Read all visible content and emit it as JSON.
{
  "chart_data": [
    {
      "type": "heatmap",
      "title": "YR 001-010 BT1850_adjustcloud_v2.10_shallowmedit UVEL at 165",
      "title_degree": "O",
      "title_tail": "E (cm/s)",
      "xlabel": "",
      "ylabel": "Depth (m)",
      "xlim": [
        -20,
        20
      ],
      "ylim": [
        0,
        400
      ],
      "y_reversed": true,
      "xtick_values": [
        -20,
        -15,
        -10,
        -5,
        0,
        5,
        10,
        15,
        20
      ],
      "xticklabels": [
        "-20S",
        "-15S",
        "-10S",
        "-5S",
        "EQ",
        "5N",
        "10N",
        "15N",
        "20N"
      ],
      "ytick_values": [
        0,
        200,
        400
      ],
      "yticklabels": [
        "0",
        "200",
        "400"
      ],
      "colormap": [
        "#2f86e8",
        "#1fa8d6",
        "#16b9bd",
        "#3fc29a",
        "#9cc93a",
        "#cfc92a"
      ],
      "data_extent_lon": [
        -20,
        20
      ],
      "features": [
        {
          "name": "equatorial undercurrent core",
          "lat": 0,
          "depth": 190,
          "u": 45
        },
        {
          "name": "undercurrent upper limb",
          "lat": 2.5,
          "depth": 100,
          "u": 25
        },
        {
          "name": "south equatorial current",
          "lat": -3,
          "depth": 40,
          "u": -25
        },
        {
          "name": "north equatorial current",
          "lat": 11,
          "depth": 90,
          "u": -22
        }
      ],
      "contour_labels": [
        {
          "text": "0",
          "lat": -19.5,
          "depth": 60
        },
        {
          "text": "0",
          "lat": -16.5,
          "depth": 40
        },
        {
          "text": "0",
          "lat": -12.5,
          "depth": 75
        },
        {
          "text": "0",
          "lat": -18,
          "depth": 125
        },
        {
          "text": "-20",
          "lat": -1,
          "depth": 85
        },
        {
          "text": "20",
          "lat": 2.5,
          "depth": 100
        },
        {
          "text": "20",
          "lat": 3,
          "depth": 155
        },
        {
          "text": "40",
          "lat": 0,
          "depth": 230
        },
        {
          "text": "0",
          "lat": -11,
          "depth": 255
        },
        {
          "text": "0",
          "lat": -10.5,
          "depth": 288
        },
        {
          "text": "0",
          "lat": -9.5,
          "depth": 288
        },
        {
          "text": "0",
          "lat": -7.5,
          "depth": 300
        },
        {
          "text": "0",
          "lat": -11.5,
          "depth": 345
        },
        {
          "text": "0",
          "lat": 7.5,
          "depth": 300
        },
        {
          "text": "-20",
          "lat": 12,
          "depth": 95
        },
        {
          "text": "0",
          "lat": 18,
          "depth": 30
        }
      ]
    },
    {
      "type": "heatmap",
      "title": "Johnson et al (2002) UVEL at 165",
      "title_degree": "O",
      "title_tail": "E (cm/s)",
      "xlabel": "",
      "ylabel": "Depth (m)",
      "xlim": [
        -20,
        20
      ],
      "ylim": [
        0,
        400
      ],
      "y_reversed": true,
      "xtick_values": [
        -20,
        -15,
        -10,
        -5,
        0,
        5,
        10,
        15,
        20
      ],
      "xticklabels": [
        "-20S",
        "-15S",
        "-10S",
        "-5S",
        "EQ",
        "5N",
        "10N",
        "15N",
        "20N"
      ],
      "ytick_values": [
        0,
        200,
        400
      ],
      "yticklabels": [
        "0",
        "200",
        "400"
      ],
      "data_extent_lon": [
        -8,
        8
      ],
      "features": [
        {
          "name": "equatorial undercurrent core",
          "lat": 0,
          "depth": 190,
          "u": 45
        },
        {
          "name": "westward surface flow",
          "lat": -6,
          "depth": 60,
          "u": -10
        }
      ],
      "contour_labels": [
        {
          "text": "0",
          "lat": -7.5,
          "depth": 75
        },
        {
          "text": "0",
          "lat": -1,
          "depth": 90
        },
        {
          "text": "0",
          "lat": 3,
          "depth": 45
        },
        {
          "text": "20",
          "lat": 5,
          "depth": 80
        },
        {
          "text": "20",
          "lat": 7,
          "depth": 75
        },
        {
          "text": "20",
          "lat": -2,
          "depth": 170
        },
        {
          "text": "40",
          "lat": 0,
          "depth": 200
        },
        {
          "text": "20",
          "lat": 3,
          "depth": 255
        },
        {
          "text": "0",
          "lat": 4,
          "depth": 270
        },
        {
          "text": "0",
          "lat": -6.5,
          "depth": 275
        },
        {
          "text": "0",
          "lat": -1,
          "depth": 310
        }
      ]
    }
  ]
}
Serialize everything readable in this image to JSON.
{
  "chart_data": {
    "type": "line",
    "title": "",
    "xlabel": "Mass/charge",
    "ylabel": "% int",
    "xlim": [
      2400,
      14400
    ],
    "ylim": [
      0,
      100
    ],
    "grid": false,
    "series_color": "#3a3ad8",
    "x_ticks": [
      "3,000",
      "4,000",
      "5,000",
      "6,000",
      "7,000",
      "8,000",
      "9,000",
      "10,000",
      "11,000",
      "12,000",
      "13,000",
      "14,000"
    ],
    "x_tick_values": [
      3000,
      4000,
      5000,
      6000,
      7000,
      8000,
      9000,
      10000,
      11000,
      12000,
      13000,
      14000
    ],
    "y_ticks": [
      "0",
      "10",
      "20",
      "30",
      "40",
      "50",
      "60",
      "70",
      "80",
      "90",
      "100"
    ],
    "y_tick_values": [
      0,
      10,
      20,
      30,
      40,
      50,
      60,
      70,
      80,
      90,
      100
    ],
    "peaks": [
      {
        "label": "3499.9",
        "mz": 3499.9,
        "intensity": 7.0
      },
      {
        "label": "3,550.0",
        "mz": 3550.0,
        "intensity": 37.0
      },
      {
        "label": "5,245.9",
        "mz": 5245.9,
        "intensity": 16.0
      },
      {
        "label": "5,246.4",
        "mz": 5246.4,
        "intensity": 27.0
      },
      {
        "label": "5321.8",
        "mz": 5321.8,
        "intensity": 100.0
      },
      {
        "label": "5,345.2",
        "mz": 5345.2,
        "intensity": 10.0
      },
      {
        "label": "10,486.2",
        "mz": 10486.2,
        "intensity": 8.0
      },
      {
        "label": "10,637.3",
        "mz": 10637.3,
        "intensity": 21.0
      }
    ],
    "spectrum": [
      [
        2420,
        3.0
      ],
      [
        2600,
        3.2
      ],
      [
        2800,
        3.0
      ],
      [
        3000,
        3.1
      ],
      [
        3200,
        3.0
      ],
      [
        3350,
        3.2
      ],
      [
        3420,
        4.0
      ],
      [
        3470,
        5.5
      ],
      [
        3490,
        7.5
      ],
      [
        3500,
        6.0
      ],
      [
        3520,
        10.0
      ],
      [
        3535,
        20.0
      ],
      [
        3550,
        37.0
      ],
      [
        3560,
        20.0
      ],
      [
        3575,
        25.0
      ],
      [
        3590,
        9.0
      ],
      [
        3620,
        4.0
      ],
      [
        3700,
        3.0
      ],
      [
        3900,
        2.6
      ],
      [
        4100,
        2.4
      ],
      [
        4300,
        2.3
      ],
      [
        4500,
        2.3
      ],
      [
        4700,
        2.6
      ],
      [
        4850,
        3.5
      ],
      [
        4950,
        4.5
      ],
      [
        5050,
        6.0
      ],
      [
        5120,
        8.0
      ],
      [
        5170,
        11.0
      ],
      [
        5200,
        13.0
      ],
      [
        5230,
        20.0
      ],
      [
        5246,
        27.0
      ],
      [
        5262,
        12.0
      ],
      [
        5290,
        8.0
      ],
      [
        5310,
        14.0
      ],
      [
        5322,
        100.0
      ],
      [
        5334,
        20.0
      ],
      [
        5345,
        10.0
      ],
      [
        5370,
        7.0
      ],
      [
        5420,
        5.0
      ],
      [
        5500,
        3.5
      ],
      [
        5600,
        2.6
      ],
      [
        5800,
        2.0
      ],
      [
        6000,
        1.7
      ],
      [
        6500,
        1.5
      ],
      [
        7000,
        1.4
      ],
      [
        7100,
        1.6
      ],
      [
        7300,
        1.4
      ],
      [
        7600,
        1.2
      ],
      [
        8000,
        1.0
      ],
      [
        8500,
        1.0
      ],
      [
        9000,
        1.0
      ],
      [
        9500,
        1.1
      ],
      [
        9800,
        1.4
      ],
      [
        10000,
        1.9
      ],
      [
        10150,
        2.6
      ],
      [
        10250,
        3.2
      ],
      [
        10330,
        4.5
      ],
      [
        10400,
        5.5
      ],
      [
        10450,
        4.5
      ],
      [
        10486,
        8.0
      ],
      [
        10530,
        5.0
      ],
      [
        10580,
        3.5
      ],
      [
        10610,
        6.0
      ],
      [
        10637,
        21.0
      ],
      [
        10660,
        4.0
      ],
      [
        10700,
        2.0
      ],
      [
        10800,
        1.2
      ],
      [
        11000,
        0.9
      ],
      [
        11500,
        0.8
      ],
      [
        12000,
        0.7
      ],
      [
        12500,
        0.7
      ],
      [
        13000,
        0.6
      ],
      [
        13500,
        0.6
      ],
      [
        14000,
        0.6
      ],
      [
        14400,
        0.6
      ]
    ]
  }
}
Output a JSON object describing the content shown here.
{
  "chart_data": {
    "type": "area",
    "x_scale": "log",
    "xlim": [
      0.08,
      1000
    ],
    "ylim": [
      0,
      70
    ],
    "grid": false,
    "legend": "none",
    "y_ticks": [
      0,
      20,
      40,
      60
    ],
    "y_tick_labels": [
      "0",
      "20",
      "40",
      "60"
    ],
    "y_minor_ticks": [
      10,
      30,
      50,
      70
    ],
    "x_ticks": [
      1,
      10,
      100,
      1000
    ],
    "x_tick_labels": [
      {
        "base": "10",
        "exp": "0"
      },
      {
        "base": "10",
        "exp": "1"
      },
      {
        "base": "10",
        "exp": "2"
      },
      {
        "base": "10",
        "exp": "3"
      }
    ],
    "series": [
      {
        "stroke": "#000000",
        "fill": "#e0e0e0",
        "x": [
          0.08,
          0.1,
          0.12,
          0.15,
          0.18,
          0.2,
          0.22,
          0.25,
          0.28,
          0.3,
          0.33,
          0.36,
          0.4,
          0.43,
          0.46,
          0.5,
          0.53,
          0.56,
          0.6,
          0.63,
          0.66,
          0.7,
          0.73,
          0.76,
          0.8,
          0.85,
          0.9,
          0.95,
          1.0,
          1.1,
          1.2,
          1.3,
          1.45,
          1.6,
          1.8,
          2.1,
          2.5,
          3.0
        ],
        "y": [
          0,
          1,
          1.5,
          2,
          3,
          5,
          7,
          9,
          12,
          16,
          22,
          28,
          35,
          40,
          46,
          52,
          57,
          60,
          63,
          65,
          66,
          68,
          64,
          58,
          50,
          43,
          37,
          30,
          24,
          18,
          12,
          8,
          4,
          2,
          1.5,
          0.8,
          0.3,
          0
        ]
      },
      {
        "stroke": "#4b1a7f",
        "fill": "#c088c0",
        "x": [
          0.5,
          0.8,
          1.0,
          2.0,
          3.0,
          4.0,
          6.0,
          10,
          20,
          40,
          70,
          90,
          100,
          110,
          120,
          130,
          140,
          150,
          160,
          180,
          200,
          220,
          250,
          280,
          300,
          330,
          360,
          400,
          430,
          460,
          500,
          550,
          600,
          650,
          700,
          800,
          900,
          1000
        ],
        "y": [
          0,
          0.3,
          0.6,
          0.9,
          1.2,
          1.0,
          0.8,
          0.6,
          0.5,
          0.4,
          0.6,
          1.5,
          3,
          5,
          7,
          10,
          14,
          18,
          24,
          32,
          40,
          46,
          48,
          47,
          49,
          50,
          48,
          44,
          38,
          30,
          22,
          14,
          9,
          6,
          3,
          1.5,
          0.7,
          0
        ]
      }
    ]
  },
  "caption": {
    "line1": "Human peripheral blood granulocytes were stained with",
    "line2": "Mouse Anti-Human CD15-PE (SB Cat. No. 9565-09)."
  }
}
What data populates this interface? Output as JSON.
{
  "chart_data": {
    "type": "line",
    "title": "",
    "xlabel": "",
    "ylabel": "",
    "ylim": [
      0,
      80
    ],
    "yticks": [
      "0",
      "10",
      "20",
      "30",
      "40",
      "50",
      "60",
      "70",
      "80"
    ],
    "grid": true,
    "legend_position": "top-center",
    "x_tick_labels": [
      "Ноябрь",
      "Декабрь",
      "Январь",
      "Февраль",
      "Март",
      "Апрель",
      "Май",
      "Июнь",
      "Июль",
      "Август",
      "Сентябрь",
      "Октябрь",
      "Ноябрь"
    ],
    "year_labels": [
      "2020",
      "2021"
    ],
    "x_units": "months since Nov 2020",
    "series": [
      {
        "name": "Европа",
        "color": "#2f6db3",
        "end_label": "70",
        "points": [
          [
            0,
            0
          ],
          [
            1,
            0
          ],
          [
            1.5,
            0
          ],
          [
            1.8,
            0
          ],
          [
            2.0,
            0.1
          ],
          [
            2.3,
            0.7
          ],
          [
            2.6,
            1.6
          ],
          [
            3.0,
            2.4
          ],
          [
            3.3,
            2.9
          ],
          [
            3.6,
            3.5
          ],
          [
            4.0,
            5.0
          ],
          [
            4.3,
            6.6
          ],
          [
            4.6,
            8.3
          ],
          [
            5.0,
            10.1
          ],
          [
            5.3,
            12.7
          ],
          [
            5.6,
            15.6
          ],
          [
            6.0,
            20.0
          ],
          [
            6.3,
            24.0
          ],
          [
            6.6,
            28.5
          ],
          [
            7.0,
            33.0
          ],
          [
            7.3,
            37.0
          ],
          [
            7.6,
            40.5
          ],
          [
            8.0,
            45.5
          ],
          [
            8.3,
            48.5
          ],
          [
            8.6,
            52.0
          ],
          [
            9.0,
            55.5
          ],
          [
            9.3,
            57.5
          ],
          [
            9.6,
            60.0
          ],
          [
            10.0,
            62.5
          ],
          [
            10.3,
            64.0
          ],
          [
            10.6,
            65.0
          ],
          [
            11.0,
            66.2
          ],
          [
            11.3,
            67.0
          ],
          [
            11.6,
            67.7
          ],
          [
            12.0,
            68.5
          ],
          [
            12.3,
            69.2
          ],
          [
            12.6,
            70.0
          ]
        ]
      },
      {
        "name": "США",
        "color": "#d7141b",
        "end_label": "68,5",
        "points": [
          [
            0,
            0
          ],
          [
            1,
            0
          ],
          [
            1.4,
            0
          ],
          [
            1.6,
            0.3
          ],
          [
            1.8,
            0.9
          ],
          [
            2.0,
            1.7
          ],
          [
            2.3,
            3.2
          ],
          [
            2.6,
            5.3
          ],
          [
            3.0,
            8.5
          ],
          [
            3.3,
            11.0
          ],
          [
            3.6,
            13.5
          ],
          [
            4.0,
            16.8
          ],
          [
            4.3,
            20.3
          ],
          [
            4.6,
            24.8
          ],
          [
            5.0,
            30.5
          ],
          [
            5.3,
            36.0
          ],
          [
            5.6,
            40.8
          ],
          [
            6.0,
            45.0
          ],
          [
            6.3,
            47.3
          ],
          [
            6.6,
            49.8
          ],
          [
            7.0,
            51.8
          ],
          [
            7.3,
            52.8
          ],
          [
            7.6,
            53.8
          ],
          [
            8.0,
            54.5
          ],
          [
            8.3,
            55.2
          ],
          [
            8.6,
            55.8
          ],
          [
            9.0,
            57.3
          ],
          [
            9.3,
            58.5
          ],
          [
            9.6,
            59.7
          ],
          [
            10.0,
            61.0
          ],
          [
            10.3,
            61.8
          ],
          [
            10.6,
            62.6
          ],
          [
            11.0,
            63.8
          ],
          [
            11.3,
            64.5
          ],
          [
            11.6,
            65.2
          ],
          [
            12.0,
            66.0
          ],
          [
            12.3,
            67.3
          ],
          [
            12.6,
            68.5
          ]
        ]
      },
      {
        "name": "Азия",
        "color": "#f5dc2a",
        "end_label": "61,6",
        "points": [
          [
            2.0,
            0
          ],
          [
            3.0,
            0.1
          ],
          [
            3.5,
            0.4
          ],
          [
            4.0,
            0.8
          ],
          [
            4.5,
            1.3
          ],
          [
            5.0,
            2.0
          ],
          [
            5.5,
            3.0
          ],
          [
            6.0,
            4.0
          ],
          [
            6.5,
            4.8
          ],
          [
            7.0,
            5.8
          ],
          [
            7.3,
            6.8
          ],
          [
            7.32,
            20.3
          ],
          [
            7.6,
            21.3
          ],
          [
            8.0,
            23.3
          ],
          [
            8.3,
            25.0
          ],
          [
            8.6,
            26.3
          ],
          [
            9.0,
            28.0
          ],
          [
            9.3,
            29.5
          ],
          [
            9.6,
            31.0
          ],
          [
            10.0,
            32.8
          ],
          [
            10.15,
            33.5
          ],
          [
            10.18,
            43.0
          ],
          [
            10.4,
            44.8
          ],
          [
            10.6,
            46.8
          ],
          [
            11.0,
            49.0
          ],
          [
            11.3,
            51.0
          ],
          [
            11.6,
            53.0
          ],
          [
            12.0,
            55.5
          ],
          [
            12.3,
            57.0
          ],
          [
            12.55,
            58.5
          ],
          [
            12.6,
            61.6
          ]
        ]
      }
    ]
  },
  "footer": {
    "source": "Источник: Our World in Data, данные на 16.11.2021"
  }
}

···

In the entries above, find each line with the word "content" and show it.

Read all visible content and emit it as JSON.
Output a JSON object describing the content shown here.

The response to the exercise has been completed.